_WORK TO DO_
Print out the entries below with no edits.

_RECORDS SUPPLIED_
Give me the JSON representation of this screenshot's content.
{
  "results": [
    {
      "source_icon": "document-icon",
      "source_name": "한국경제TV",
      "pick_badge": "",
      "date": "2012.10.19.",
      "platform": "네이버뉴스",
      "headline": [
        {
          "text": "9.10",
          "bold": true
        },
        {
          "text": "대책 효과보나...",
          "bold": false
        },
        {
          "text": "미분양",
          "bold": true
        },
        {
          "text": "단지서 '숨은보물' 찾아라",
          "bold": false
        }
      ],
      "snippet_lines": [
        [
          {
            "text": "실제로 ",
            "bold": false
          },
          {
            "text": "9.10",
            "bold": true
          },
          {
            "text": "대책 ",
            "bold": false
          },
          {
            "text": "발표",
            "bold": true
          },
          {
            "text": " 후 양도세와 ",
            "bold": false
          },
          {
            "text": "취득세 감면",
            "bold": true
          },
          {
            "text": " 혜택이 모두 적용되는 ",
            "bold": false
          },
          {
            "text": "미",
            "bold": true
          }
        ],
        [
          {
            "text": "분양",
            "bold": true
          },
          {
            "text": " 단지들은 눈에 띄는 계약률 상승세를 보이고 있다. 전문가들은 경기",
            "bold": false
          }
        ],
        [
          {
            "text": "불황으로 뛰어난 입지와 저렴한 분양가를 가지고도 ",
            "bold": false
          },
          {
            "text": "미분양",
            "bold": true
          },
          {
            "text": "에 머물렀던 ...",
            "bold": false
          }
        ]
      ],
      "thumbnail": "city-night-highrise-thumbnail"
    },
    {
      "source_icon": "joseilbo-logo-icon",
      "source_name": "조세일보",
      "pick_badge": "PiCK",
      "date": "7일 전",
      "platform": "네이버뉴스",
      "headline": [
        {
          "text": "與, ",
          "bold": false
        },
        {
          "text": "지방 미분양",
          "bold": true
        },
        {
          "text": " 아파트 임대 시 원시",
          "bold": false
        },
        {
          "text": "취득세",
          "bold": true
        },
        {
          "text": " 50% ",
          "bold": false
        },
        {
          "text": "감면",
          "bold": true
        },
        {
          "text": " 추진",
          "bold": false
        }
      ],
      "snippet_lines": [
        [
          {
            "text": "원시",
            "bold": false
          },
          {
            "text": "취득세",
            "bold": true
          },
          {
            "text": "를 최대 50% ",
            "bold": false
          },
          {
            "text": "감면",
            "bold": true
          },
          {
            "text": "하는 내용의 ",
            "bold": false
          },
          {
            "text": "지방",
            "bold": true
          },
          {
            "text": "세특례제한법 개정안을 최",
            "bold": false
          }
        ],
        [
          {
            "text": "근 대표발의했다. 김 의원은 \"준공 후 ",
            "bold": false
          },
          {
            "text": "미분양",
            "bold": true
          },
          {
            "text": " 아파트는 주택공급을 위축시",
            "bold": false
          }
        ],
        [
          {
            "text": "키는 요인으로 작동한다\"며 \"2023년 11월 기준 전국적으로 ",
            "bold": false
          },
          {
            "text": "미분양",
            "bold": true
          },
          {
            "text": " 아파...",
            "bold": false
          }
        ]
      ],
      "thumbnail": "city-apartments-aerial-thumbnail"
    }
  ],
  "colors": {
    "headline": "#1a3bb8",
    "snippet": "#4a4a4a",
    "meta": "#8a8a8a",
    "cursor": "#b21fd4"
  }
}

_SOLUTION TO THIS EXERCISE_
Give me the JSON representation of this screenshot's content.
{
  "results": [
    {
      "source_icon": "document-icon",
      "source_name": "한국경제TV",
      "pick_badge": "",
      "date": "2012.10.19.",
      "platform": "네이버뉴스",
      "headline": [
        {
          "text": "9.10",
          "bold": true
        },
        {
          "text": "대책 효과보나...",
          "bold": false
        },
        {
          "text": "미분양",
          "bold": true
        },
        {
          "text": "단지서 '숨은보물' 찾아라",
          "bold": false
        }
      ],
      "snippet_lines": [
        [
          {
            "text": "실제로 ",
            "bold": false
          },
          {
            "text": "9.10",
            "bold": true
          },
          {
            "text": "대책 ",
            "bold": false
          },
          {
            "text": "발표",
            "bold": true
          },
          {
            "text": " 후 양도세와 ",
            "bold": false
          },
          {
            "text": "취득세 감면",
            "bold": true
          },
          {
            "text": " 혜택이 모두 적용되는 ",
            "bold": false
          },
          {
            "text": "미",
            "bold": true
          }
        ],
        [
          {
            "text": "분양",
            "bold": true
          },
          {
            "text": " 단지들은 눈에 띄는 계약률 상승세를 보이고 있다. 전문가들은 경기",
            "bold": false
          }
        ],
        [
          {
            "text": "불황으로 뛰어난 입지와 저렴한 분양가를 가지고도 ",
            "bold": false
          },
          {
            "text": "미분양",
            "bold": true
          },
          {
            "text": "에 머물렀던 ...",
            "bold": false
          }
        ]
      ],
      "thumbnail": "city-night-highrise-thumbnail"
    },
    {
      "source_icon": "joseilbo-logo-icon",
      "source_name": "조세일보",
      "pick_badge": "PiCK",
      "date": "7일 전",
      "platform": "네이버뉴스",
      "headline": [
        {
          "text": "與, ",
          "bold": false
        },
        {
          "text": "지방 미분양",
          "bold": true
        },
        {
          "text": " 아파트 임대 시 원시",
          "bold": false
        },
        {
          "text": "취득세",
          "bold": true
        },
        {
          "text": " 50% ",
          "bold": false
        },
        {
          "text": "감면",
          "bold": true
        },
        {
          "text": " 추진",
          "bold": false
        }
      ],
      "snippet_lines": [
        [
          {
            "text": "원시",
            "bold": false
          },
          {
            "text": "취득세",
            "bold": true
          },
          {
            "text": "를 최대 50% ",
            "bold": false
          },
          {
            "text": "감면",
            "bold": true
          },
          {
            "text": "하는 내용의 ",
            "bold": false
          },
          {
            "text": "지방",
            "bold": true
          },
          {
            "text": "세특례제한법 개정안을 최",
            "bold": false
          }
        ],
        [
          {
            "text": "근 대표발의했다. 김 의원은 \"준공 후 ",
            "bold": false
          },
          {
            "text": "미분양",
            "bold": true
          },
          {
            "text": " 아파트는 주택공급을 위축시",
            "bold": false
          }
        ],
        [
          {
            "text": "키는 요인으로 작동한다\"며 \"2023년 11월 기준 전국적으로 ",
            "bold": false
          },
          {
            "text": "미분양",
            "bold": true
          },
          {
            "text": " 아파...",
            "bold": false
          }
        ]
      ],
      "thumbnail": "city-apartments-aerial-thumbnail"
    }
  ],
  "colors": {
    "headline": "#1a3bb8",
    "snippet": "#4a4a4a",
    "meta": "#8a8a8a",
    "cursor": "#b21fd4"
  }
}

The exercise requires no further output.